Request
Scan the data below and pick out the lines containing the word "minería".

Recorded data
_ _ _ _

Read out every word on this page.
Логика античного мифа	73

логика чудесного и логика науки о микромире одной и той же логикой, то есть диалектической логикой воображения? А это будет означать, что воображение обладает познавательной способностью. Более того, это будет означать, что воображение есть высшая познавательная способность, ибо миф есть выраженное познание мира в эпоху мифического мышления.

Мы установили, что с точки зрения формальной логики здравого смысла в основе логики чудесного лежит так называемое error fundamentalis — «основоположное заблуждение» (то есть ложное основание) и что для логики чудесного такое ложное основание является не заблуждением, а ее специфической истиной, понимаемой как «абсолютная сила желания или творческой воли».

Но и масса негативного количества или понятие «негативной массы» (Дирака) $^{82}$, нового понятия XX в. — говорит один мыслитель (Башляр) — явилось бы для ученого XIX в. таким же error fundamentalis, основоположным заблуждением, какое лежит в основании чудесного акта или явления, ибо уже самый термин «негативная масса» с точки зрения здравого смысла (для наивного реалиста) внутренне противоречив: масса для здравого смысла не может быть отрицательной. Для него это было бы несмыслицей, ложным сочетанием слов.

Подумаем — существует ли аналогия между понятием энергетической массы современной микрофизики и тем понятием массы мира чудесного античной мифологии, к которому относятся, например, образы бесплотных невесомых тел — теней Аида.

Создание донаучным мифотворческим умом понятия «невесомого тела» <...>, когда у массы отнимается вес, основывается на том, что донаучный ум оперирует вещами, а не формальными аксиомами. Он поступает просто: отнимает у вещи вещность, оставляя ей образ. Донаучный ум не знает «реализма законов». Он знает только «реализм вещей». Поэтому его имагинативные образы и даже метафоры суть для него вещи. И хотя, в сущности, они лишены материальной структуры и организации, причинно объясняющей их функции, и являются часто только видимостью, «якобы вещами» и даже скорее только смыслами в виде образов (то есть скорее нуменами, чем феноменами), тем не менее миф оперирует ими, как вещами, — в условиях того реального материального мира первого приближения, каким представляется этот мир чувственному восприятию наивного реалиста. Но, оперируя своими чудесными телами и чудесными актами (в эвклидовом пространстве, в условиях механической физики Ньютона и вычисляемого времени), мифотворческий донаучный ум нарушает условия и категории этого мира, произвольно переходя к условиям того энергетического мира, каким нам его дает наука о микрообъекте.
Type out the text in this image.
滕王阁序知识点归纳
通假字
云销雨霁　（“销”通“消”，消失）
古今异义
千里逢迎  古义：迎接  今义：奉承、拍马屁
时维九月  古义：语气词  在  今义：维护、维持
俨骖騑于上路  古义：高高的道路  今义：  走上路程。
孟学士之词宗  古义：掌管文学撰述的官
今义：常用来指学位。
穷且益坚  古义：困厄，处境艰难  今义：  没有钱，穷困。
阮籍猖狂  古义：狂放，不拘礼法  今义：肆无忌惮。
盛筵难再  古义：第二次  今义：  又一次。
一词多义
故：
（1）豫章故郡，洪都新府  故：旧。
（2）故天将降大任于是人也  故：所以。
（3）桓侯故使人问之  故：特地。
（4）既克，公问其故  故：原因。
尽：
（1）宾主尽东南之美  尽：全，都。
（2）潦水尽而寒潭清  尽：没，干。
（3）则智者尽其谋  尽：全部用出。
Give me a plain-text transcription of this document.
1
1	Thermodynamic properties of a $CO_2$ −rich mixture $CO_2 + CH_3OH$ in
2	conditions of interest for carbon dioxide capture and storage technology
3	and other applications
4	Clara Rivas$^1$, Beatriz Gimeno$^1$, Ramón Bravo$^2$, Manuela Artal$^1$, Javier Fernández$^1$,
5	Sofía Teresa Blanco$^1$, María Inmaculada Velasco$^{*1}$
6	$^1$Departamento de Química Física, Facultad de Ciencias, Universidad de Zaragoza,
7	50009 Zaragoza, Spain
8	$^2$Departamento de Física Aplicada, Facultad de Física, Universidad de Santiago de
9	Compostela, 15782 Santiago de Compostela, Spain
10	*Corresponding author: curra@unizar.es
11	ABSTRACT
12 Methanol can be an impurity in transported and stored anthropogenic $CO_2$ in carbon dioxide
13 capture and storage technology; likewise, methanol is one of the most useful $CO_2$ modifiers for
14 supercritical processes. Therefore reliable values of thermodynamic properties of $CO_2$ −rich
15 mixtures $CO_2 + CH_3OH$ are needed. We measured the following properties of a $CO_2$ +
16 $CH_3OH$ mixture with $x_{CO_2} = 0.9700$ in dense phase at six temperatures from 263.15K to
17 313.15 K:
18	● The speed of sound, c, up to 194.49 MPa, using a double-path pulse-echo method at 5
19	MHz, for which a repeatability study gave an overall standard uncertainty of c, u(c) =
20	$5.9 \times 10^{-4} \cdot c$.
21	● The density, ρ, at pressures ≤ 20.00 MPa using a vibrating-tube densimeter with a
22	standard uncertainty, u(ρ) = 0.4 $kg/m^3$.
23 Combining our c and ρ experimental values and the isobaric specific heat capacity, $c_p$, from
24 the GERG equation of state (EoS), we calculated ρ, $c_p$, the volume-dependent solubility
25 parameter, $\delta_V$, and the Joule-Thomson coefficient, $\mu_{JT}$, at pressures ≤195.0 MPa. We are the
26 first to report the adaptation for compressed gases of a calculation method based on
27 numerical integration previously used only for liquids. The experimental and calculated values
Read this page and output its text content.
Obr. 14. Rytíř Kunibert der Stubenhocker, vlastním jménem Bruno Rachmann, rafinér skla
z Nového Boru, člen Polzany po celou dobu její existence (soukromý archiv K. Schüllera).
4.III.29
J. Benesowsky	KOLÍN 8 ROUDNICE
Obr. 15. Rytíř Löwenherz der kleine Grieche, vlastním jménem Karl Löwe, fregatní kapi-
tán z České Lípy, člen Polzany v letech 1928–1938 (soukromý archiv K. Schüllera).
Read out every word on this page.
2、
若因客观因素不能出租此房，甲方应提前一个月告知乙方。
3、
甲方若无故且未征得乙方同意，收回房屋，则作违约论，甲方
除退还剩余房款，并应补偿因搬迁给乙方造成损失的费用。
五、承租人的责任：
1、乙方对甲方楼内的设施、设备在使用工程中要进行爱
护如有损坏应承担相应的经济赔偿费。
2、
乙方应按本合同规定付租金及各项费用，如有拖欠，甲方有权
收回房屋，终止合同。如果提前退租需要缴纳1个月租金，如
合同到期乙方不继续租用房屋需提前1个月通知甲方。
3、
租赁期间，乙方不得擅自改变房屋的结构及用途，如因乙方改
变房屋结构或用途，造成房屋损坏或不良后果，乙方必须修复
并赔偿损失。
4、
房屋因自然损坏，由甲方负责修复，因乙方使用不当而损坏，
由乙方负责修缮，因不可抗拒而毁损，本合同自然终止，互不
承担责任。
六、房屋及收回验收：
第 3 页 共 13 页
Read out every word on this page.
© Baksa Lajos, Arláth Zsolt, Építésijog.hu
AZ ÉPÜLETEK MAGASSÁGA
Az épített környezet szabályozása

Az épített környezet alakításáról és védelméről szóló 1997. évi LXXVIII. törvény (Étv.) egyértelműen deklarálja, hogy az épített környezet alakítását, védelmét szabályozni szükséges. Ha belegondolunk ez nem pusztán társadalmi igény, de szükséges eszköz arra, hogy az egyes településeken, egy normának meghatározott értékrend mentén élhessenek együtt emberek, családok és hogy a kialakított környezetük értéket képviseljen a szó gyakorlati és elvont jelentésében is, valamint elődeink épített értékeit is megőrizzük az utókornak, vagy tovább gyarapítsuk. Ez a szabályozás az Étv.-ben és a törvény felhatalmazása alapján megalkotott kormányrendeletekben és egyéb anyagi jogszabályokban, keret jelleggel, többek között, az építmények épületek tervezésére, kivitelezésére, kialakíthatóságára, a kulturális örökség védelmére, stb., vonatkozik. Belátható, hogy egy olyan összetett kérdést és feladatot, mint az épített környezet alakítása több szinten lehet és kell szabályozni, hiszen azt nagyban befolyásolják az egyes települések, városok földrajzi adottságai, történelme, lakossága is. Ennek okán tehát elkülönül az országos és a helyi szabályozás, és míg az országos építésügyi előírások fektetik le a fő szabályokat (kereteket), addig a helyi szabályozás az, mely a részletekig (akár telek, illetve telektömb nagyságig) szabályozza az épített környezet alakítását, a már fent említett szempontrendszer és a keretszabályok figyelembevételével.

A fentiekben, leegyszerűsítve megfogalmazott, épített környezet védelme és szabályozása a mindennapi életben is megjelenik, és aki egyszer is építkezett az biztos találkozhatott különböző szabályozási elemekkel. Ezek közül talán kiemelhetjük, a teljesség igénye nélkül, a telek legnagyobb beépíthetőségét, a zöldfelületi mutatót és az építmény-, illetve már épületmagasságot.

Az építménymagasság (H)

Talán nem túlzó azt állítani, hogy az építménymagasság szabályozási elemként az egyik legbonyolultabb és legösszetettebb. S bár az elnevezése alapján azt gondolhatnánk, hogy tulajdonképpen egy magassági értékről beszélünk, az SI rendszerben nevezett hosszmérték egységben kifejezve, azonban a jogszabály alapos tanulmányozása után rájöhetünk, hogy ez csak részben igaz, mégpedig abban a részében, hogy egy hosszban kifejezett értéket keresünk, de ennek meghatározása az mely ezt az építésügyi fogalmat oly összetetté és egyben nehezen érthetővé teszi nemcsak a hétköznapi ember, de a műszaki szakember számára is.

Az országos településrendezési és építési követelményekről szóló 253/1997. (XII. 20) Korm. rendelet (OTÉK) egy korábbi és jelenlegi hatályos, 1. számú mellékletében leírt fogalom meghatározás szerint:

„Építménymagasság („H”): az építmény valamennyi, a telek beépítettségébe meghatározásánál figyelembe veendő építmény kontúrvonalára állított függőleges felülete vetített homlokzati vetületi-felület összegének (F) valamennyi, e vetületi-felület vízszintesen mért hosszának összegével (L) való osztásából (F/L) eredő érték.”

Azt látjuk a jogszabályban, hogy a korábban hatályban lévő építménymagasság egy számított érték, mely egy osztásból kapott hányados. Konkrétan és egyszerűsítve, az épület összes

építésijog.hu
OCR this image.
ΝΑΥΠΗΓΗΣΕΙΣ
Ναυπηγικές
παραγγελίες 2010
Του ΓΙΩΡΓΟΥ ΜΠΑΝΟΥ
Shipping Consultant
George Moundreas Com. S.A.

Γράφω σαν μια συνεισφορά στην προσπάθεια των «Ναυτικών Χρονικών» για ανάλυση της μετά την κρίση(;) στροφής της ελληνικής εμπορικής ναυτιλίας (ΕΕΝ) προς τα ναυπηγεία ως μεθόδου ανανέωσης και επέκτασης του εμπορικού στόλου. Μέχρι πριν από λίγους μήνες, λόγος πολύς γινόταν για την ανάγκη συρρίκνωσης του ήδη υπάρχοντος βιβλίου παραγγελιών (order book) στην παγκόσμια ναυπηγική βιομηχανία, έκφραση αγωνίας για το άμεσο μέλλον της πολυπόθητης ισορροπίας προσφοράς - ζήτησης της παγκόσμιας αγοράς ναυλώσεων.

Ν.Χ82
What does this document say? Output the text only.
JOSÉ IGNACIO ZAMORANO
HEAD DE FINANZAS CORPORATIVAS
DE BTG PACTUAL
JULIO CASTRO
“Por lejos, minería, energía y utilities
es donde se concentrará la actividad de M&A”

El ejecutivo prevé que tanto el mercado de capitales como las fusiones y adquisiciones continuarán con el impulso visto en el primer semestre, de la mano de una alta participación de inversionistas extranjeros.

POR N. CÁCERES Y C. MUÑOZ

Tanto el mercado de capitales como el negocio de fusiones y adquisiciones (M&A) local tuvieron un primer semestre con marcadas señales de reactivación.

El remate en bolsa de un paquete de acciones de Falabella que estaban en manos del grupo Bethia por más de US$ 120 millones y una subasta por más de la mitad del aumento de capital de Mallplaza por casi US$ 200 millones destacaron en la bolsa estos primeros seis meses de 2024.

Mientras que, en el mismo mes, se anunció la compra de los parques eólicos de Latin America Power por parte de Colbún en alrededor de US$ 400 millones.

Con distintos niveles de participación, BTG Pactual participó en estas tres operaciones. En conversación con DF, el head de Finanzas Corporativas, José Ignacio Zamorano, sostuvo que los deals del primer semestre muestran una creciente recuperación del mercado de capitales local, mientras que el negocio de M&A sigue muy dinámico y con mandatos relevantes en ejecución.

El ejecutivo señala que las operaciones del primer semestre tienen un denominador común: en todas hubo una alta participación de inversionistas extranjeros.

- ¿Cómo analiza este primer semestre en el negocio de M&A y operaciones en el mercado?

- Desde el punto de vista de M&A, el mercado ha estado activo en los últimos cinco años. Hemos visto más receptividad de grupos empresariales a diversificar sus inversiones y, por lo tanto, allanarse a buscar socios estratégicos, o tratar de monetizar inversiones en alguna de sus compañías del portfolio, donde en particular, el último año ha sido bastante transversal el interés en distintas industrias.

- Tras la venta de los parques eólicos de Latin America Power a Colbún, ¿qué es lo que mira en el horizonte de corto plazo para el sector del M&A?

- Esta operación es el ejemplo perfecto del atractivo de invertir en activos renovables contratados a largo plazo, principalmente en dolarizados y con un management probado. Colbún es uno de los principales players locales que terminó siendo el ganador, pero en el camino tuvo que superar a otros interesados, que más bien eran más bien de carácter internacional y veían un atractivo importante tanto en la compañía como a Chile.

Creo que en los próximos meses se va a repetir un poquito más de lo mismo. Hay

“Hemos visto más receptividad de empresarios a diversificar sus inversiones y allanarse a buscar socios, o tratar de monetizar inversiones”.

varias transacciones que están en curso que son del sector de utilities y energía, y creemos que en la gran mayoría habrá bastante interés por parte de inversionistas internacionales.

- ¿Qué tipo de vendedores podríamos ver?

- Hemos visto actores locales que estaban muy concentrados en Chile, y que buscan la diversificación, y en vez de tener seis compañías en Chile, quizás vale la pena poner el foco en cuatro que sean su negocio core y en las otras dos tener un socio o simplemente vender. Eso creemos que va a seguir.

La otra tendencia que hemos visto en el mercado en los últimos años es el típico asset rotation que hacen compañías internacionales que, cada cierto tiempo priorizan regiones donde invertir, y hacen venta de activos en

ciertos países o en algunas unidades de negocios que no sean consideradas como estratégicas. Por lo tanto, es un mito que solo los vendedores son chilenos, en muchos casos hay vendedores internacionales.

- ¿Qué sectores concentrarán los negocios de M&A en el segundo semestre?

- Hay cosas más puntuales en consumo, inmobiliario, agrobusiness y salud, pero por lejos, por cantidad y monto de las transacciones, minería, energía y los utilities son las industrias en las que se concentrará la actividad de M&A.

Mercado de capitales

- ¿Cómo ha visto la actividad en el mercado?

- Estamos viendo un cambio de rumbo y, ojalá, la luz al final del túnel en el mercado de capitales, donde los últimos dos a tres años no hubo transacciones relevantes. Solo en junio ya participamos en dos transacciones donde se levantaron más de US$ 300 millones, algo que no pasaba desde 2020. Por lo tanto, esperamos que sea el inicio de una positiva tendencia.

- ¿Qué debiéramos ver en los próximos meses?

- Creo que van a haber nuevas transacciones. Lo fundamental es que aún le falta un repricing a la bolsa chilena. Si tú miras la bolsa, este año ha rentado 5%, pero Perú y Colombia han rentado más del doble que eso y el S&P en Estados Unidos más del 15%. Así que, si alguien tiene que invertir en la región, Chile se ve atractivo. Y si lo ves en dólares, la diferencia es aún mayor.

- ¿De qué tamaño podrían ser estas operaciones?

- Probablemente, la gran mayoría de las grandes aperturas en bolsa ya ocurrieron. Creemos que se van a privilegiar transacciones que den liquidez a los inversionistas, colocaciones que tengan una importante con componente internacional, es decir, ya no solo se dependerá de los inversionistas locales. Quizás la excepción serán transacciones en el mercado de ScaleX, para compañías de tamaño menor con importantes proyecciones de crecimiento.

_ _ _ _

Worked answer
“Por lejos, minería, energía y utilities
- Hay cosas más puntuales en consumo, inmobiliario, agrobusiness y salud, pero por lejos, por cantidad y monto de las transacciones, minería, energía y los utilities son las industrias en las que se concentrará la actividad de M&A.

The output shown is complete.